● **Stated task**:
Give all the lines below again, exactly, with no pictures.

● **Dataset records**:
[Begin]

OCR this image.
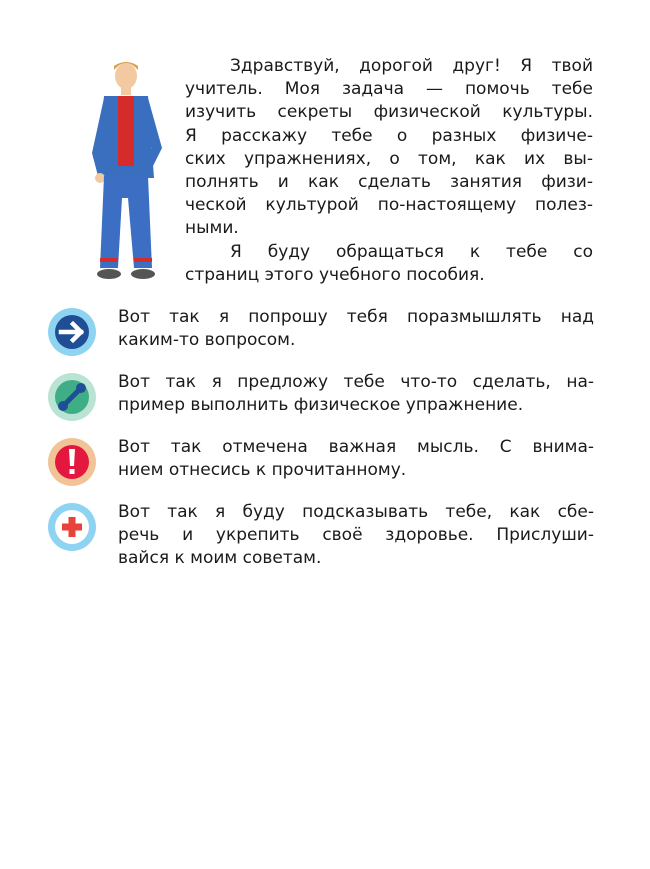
Здравствуй, дорогой друг! Я твой
учитель. Моя задача — помочь тебе
изучить секреты физической культуры.
Я расскажу тебе о разных физиче-
ских упражнениях, о том, как их вы-
полнять и как сделать занятия физи-
ческой культурой по-настоящему полез-
ными.
Я буду обращаться к тебе со
страниц этого учебного пособия.
Вот так я попрошу тебя поразмышлять над
каким-то вопросом.
Вот так я предложу тебе что-то сделать, на-
пример выполнить физическое упражнение.
Вот так отмечена важная мысль. С внима-
нием отнесись к прочитанному.
Вот так я буду подсказывать тебе, как сбе-
речь и укрепить своё здоровье. Прислуши-
вайся к моим советам.
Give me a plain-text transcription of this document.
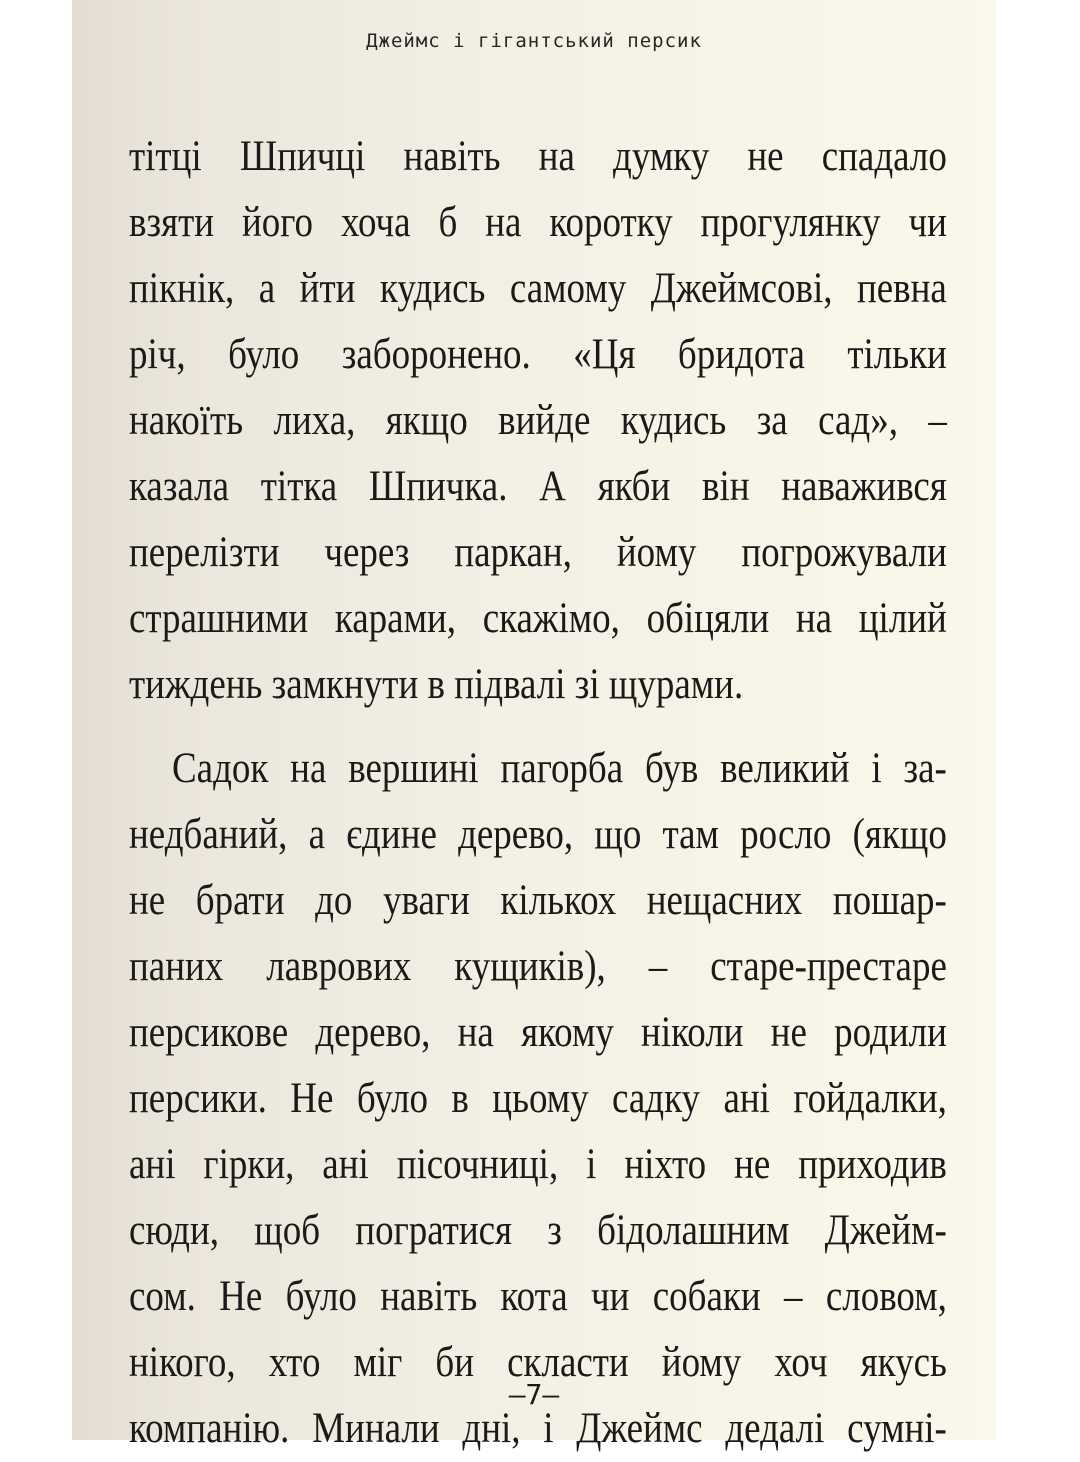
Джеймс і гігантський персик
тітці Шпичці навіть на думку не спадало
взяти його хоча б на коротку прогулянку чи
пікнік, а йти кудись самому Джеймсові, певна
річ, було заборонено. «Ця бридота тільки
накоїть лиха, якщо вийде кудись за сад», –
казала тітка Шпичка. А якби він наважився
перелізти через паркан, йому погрожували
страшними карами, скажімо, обіцяли на цілий
тиждень замкнути в підвалі зі щурами.
Садок на вершині пагорба був великий і за-
недбаний, а єдине дерево, що там росло (якщо
не брати до уваги кількох нещасних пошар-
паних лаврових кущиків), – старе-престаре
персикове дерево, на якому ніколи не родили
персики. Не було в цьому садку ані гойдалки,
ані гірки, ані пісочниці, і ніхто не приходив
сюди, щоб погратися з бідолашним Джейм-
сом. Не було навіть кота чи собаки – словом,
нікого, хто міг би скласти йому хоч якусь
компанію. Минали дні, і Джеймс дедалі сумні-
–7–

[End]

● **Task response**:
OCR this image.
Здравствуй, дорогой друг! Я твой
учитель. Моя задача — помочь тебе
изучить секреты физической культуры.
Я расскажу тебе о разных физиче-
ских упражнениях, о том, как их вы-
полнять и как сделать занятия физи-
ческой культурой по-настоящему полез-
ными.
Я буду обращаться к тебе со
страниц этого учебного пособия.
Вот так я попрошу тебя поразмышлять над
каким-то вопросом.
Вот так я предложу тебе что-то сделать, на-
пример выполнить физическое упражнение.
Вот так отмечена важная мысль. С внима-
нием отнесись к прочитанному.
Вот так я буду подсказывать тебе, как сбе-
речь и укрепить своё здоровье. Прислуши-
вайся к моим советам.
Give me a plain-text transcription of this document.
Джеймс і гігантський персик
тітці Шпичці навіть на думку не спадало
взяти його хоча б на коротку прогулянку чи
пікнік, а йти кудись самому Джеймсові, певна
річ, було заборонено. «Ця бридота тільки
накоїть лиха, якщо вийде кудись за сад», –
казала тітка Шпичка. А якби він наважився
перелізти через паркан, йому погрожували
страшними карами, скажімо, обіцяли на цілий
тиждень замкнути в підвалі зі щурами.
Садок на вершині пагорба був великий і за-
недбаний, а єдине дерево, що там росло (якщо
не брати до уваги кількох нещасних пошар-
паних лаврових кущиків), – старе-престаре
персикове дерево, на якому ніколи не родили
персики. Не було в цьому садку ані гойдалки,
ані гірки, ані пісочниці, і ніхто не приходив
сюди, щоб погратися з бідолашним Джейм-
сом. Не було навіть кота чи собаки – словом,
нікого, хто міг би скласти йому хоч якусь
компанію. Минали дні, і Джеймс дедалі сумні-
–7–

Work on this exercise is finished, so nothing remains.